Quote all of the data below exactly, please.

**** Items ****

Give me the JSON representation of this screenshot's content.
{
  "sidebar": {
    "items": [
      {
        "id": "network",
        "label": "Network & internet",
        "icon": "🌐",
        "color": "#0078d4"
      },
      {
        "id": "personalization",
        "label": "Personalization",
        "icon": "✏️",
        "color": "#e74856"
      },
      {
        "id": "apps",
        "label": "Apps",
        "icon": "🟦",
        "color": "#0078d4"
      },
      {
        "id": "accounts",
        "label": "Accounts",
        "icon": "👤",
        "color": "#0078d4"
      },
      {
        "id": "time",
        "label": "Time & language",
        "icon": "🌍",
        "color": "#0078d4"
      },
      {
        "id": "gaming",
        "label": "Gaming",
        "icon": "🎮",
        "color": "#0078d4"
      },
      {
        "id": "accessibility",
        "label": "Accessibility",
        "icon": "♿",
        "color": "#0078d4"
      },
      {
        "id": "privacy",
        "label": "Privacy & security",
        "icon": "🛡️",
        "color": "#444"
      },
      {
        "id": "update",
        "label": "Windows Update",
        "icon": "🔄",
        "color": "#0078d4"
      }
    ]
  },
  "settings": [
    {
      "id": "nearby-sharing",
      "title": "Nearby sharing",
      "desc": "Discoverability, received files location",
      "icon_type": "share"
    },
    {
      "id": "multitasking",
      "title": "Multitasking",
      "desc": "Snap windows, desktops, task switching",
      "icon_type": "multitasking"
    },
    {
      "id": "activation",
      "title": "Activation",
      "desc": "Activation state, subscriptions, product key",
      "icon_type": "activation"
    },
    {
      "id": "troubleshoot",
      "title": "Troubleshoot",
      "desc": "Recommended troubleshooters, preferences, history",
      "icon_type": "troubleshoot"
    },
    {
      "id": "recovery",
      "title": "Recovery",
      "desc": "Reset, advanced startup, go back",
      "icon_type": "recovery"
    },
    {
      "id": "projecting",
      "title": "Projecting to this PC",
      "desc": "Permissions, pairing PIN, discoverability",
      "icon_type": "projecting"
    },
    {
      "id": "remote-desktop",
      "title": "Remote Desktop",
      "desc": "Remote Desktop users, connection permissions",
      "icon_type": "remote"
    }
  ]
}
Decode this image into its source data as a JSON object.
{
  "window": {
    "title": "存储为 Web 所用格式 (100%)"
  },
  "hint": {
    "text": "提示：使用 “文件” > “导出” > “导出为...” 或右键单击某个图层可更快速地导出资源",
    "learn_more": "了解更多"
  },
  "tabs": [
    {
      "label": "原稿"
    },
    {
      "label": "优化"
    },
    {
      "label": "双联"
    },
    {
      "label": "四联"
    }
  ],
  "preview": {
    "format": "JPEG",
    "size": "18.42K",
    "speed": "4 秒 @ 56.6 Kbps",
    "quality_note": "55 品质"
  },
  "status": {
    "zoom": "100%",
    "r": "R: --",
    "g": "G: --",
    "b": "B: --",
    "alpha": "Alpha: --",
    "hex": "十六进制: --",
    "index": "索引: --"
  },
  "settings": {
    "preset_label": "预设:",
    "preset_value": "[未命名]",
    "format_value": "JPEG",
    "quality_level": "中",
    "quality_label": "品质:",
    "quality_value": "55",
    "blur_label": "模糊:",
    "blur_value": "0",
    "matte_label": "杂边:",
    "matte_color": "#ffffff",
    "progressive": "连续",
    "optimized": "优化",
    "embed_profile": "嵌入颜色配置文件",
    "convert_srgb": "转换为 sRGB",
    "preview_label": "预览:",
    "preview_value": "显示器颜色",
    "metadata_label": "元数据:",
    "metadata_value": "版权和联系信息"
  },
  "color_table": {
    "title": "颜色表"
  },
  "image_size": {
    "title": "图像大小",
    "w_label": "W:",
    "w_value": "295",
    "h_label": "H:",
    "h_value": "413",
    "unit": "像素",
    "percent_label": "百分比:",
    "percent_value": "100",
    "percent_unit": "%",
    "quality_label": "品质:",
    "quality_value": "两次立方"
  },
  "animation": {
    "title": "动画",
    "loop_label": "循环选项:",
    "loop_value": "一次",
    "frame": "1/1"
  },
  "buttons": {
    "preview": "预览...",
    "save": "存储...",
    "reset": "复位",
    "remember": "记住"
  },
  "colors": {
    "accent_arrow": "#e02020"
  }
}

****

Task answer ▸
Give me the JSON representation of this screenshot's content.
{
  "sidebar": {
    "items": [
      {
        "id": "network",
        "label": "Network & internet",
        "icon": "🌐",
        "color": "#0078d4"
      },
      {
        "id": "personalization",
        "label": "Personalization",
        "icon": "✏️",
        "color": "#e74856"
      },
      {
        "id": "apps",
        "label": "Apps",
        "icon": "🟦",
        "color": "#0078d4"
      },
      {
        "id": "accounts",
        "label": "Accounts",
        "icon": "👤",
        "color": "#0078d4"
      },
      {
        "id": "time",
        "label": "Time & language",
        "icon": "🌍",
        "color": "#0078d4"
      },
      {
        "id": "gaming",
        "label": "Gaming",
        "icon": "🎮",
        "color": "#0078d4"
      },
      {
        "id": "accessibility",
        "label": "Accessibility",
        "icon": "♿",
        "color": "#0078d4"
      },
      {
        "id": "privacy",
        "label": "Privacy & security",
        "icon": "🛡️",
        "color": "#444"
      },
      {
        "id": "update",
        "label": "Windows Update",
        "icon": "🔄",
        "color": "#0078d4"
      }
    ]
  },
  "settings": [
    {
      "id": "nearby-sharing",
      "title": "Nearby sharing",
      "desc": "Discoverability, received files location",
      "icon_type": "share"
    },
    {
      "id": "multitasking",
      "title": "Multitasking",
      "desc": "Snap windows, desktops, task switching",
      "icon_type": "multitasking"
    },
    {
      "id": "activation",
      "title": "Activation",
      "desc": "Activation state, subscriptions, product key",
      "icon_type": "activation"
    },
    {
      "id": "troubleshoot",
      "title": "Troubleshoot",
      "desc": "Recommended troubleshooters, preferences, history",
      "icon_type": "troubleshoot"
    },
    {
      "id": "recovery",
      "title": "Recovery",
      "desc": "Reset, advanced startup, go back",
      "icon_type": "recovery"
    },
    {
      "id": "projecting",
      "title": "Projecting to this PC",
      "desc": "Permissions, pairing PIN, discoverability",
      "icon_type": "projecting"
    },
    {
      "id": "remote-desktop",
      "title": "Remote Desktop",
      "desc": "Remote Desktop users, connection permissions",
      "icon_type": "remote"
    }
  ]
}
Decode this image into its source data as a JSON object.
{
  "window": {
    "title": "存储为 Web 所用格式 (100%)"
  },
  "hint": {
    "text": "提示：使用 “文件” > “导出” > “导出为...” 或右键单击某个图层可更快速地导出资源",
    "learn_more": "了解更多"
  },
  "tabs": [
    {
      "label": "原稿"
    },
    {
      "label": "优化"
    },
    {
      "label": "双联"
    },
    {
      "label": "四联"
    }
  ],
  "preview": {
    "format": "JPEG",
    "size": "18.42K",
    "speed": "4 秒 @ 56.6 Kbps",
    "quality_note": "55 品质"
  },
  "status": {
    "zoom": "100%",
    "r": "R: --",
    "g": "G: --",
    "b": "B: --",
    "alpha": "Alpha: --",
    "hex": "十六进制: --",
    "index": "索引: --"
  },
  "settings": {
    "preset_label": "预设:",
    "preset_value": "[未命名]",
    "format_value": "JPEG",
    "quality_level": "中",
    "quality_label": "品质:",
    "quality_value": "55",
    "blur_label": "模糊:",
    "blur_value": "0",
    "matte_label": "杂边:",
    "matte_color": "#ffffff",
    "progressive": "连续",
    "optimized": "优化",
    "embed_profile": "嵌入颜色配置文件",
    "convert_srgb": "转换为 sRGB",
    "preview_label": "预览:",
    "preview_value": "显示器颜色",
    "metadata_label": "元数据:",
    "metadata_value": "版权和联系信息"
  },
  "color_table": {
    "title": "颜色表"
  },
  "image_size": {
    "title": "图像大小",
    "w_label": "W:",
    "w_value": "295",
    "h_label": "H:",
    "h_value": "413",
    "unit": "像素",
    "percent_label": "百分比:",
    "percent_value": "100",
    "percent_unit": "%",
    "quality_label": "品质:",
    "quality_value": "两次立方"
  },
  "animation": {
    "title": "动画",
    "loop_label": "循环选项:",
    "loop_value": "一次",
    "frame": "1/1"
  },
  "buttons": {
    "preview": "预览...",
    "save": "存储...",
    "reset": "复位",
    "remember": "记住"
  },
  "colors": {
    "accent_arrow": "#e02020"
  }
}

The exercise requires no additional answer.